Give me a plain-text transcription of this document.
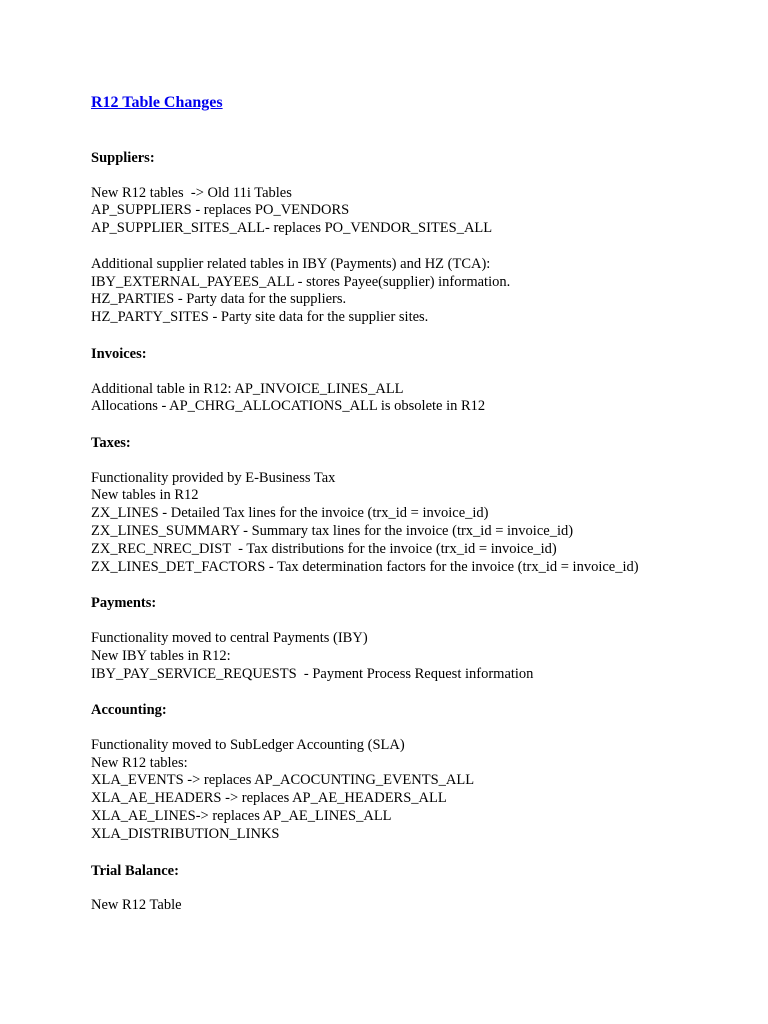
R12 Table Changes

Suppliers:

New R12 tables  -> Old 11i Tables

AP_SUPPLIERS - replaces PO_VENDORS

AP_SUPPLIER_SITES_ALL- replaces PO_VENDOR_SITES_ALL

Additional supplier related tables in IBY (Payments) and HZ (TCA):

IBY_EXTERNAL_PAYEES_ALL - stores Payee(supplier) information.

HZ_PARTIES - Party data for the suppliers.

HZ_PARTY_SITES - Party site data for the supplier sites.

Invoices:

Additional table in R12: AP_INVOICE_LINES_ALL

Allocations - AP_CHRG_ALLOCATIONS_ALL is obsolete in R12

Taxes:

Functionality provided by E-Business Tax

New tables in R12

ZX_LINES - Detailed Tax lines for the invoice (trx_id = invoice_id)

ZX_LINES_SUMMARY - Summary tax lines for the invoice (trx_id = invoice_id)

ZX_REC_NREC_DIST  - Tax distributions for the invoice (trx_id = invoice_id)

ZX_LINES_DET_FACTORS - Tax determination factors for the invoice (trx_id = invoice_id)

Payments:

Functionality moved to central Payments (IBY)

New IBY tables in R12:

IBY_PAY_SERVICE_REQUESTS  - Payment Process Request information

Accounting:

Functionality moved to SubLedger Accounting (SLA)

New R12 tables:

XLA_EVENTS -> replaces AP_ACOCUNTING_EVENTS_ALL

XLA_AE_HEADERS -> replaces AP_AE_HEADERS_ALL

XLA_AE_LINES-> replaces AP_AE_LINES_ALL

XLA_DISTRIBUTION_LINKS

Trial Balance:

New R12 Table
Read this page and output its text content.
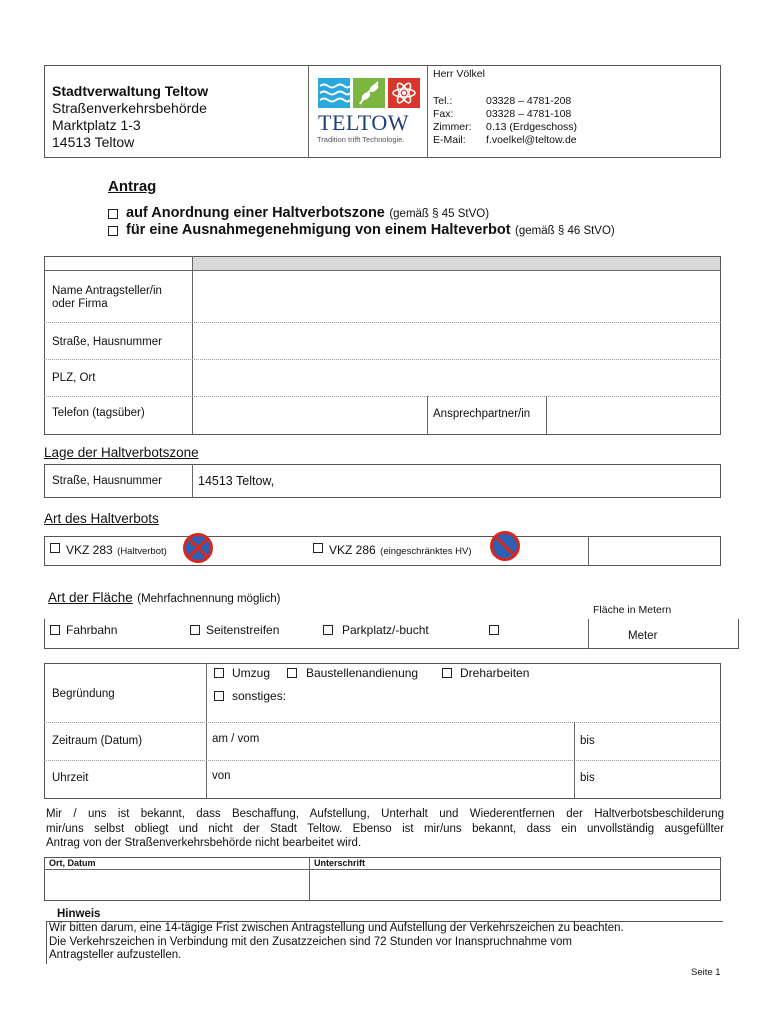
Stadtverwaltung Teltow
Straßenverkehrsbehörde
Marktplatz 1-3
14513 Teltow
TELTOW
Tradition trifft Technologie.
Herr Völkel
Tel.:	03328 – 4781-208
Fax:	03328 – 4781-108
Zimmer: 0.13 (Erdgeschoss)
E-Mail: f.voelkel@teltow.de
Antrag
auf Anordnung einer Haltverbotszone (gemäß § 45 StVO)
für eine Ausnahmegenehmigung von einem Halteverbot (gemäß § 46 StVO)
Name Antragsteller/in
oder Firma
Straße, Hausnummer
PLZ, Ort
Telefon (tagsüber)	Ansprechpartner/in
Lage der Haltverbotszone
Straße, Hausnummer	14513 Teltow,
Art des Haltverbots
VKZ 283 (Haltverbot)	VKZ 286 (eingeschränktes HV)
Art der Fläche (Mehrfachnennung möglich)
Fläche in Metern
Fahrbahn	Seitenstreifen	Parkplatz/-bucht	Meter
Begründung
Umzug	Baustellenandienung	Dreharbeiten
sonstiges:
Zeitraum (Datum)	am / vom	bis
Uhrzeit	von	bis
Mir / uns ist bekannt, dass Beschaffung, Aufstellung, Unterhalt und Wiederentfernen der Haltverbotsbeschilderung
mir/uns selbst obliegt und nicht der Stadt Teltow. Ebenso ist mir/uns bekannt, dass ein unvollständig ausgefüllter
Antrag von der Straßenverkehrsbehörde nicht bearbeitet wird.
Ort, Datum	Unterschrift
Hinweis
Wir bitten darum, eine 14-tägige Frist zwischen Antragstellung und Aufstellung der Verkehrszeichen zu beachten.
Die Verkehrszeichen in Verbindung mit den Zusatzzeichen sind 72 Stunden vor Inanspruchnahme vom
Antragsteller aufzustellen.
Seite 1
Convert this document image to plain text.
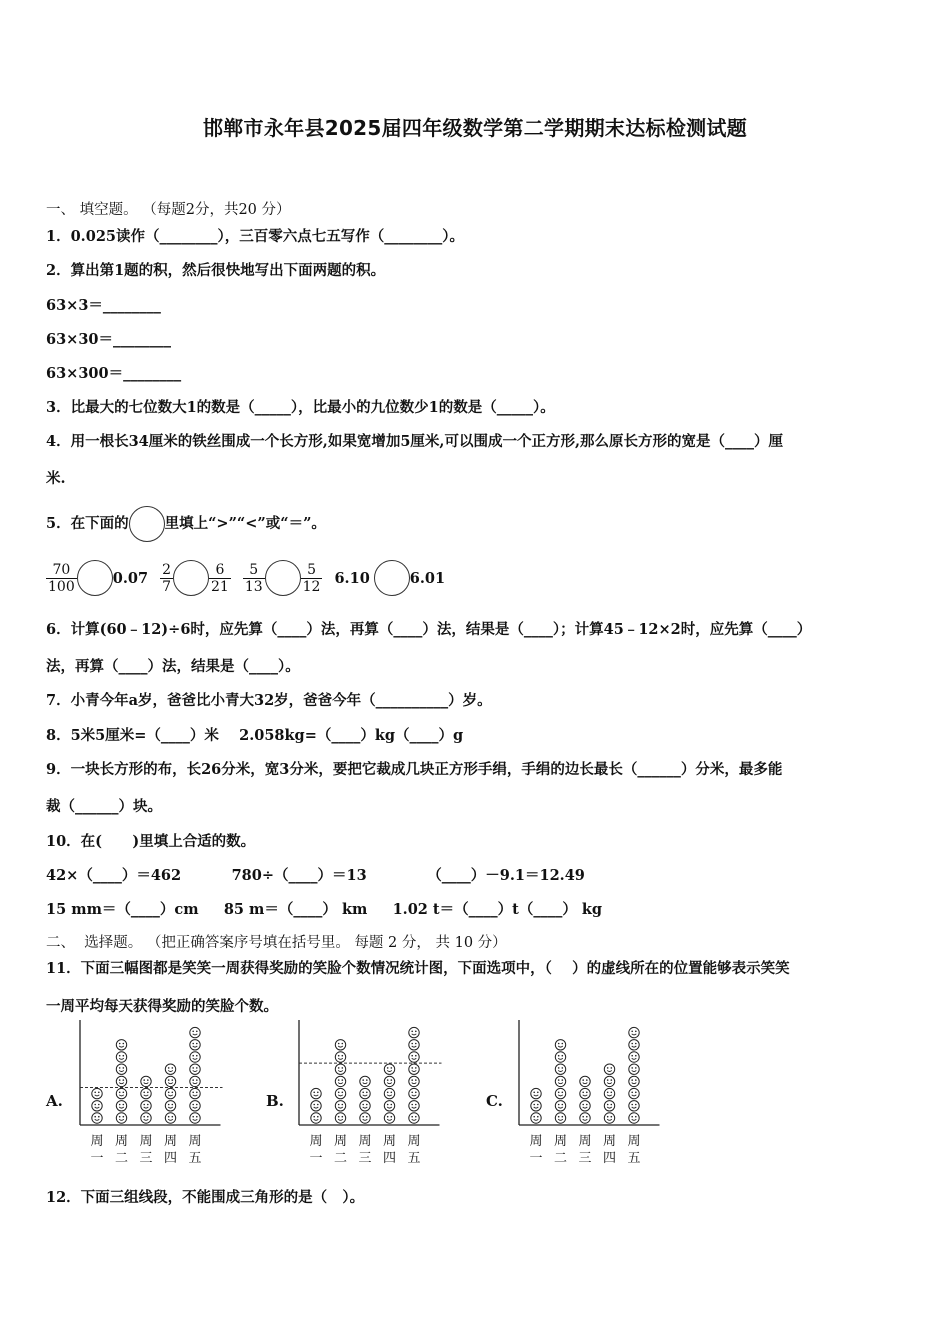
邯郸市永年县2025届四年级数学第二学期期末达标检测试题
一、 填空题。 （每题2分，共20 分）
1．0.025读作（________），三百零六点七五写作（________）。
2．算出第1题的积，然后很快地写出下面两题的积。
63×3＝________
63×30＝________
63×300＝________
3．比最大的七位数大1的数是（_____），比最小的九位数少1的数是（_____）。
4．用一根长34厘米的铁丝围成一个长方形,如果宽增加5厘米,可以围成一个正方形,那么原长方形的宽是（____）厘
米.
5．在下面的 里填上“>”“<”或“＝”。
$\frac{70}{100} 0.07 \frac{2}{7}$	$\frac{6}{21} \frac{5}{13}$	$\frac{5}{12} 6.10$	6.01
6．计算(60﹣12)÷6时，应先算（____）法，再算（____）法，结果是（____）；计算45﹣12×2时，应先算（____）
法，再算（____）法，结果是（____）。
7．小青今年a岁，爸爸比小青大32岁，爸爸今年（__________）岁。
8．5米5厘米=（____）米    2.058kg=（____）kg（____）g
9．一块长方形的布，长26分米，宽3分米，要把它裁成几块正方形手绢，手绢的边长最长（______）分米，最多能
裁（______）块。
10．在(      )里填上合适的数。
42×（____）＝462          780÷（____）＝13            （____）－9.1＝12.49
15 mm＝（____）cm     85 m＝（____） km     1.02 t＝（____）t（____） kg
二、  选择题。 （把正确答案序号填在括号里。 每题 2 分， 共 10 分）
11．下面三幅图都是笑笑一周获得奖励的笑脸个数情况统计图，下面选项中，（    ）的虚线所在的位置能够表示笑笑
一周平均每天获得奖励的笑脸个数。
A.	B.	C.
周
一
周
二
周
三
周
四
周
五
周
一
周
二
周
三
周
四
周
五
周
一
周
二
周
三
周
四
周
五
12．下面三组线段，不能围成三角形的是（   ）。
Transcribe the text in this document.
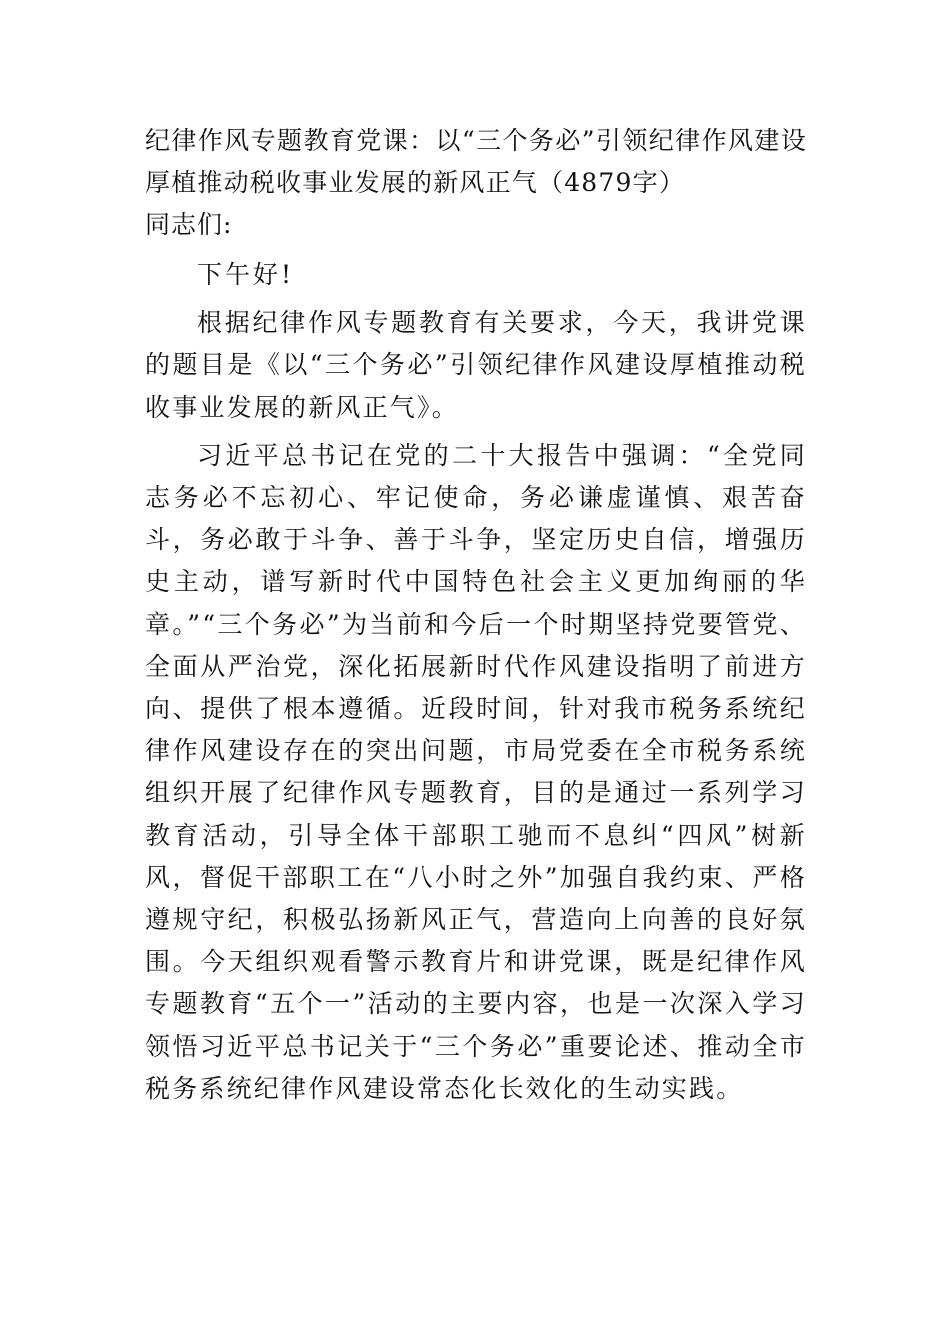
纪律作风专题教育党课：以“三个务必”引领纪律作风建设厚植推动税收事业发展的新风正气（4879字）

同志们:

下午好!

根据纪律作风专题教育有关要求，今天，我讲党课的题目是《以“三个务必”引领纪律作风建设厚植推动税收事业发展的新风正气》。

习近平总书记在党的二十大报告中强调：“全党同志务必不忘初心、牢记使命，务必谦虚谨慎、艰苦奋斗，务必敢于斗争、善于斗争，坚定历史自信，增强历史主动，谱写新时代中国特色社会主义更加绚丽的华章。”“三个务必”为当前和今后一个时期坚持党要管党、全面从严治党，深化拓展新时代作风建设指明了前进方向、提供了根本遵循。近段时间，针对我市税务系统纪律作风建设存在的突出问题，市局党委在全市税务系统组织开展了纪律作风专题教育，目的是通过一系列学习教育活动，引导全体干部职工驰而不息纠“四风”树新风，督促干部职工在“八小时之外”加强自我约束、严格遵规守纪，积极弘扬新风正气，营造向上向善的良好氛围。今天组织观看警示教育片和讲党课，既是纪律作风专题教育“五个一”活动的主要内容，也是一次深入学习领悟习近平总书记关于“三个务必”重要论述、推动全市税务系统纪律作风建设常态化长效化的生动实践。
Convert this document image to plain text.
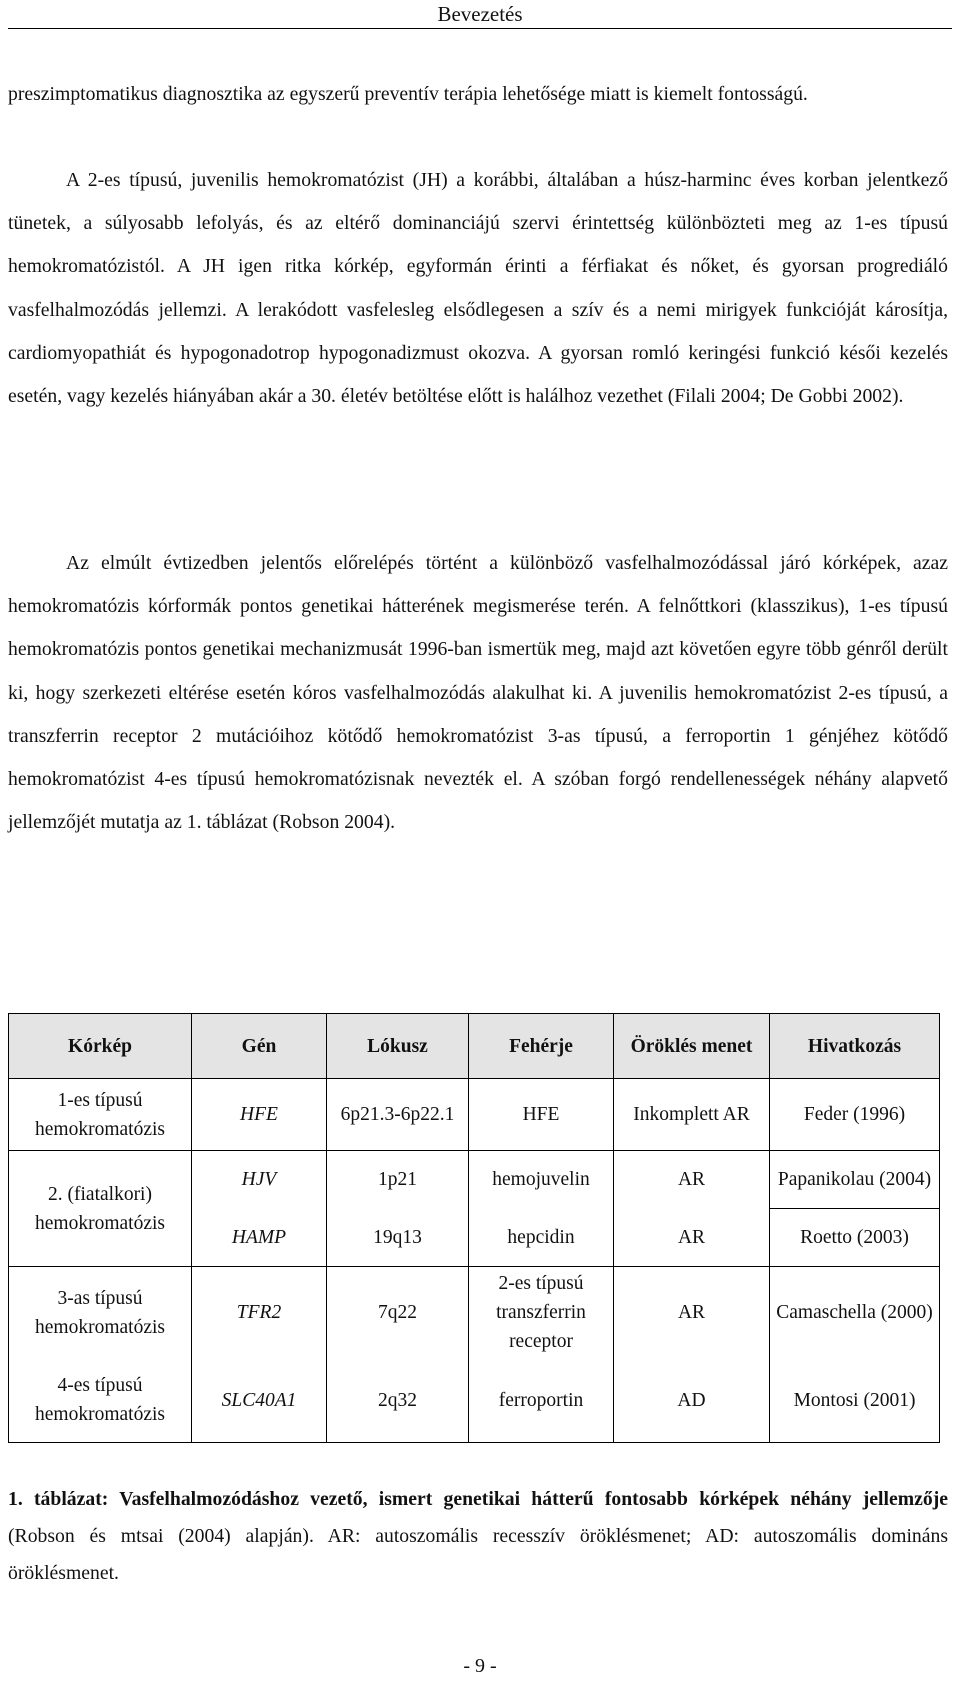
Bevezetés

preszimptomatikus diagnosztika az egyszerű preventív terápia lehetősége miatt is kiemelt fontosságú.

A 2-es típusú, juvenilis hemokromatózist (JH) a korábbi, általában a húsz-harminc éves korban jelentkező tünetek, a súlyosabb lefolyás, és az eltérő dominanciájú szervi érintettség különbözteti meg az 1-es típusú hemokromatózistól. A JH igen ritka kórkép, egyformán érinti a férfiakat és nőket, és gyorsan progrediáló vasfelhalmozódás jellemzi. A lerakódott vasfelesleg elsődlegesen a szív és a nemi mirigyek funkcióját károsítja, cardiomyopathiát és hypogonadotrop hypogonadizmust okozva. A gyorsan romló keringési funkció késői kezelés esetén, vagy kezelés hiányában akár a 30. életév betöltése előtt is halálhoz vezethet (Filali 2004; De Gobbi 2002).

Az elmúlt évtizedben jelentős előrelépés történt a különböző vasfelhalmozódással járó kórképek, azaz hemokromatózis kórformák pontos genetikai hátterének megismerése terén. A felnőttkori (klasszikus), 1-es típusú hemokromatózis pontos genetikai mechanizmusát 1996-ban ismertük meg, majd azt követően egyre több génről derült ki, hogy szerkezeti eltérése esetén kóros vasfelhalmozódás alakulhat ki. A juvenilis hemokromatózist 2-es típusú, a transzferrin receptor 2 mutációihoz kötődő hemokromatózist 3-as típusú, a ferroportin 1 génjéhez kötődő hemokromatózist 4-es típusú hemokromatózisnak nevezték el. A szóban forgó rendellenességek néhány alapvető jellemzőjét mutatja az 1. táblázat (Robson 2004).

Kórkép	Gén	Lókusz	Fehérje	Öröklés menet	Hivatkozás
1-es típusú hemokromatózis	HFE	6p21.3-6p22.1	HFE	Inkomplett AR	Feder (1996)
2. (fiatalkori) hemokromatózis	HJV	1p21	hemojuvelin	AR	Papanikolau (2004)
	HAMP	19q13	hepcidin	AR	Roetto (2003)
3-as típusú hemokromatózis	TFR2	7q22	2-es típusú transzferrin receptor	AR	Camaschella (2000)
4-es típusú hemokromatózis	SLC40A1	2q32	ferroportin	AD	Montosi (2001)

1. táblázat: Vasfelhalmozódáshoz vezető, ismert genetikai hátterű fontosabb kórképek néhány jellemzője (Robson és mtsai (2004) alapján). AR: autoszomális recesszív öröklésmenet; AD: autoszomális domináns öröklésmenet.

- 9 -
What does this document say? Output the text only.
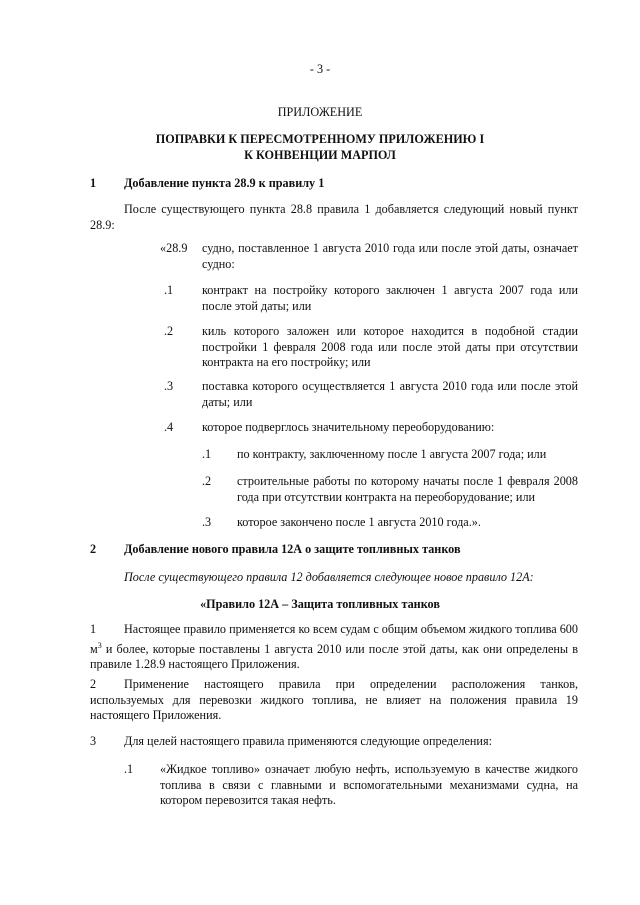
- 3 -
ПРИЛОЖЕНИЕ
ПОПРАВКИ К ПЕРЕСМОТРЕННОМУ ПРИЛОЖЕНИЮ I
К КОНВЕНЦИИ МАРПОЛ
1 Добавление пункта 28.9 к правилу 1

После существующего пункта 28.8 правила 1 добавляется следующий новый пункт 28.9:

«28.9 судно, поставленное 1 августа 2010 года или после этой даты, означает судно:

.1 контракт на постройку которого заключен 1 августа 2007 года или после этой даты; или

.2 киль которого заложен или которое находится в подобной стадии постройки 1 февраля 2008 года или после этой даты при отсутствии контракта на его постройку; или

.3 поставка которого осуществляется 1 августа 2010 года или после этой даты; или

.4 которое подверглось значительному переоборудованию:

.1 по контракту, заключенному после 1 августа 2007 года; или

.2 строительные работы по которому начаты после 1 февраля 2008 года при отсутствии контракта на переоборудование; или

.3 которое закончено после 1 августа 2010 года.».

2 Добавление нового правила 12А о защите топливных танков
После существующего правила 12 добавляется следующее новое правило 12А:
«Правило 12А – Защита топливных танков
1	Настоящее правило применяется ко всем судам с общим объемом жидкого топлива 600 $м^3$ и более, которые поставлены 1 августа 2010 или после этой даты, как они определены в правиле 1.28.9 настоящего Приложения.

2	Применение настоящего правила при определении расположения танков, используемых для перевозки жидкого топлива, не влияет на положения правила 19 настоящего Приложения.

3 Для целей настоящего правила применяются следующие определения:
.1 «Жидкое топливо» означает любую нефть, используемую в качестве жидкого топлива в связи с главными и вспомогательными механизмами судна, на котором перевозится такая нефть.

Job:
Lines from the records above that hold "постройку" are the ones to list.

Output of the task:
.1 контракт на постройку которого заключен 1 августа 2007 года или после этой даты; или
.2 киль которого заложен или которое находится в подобной стадии постройки 1 февраля 2008 года или после этой даты при отсутствии контракта на его постройку; или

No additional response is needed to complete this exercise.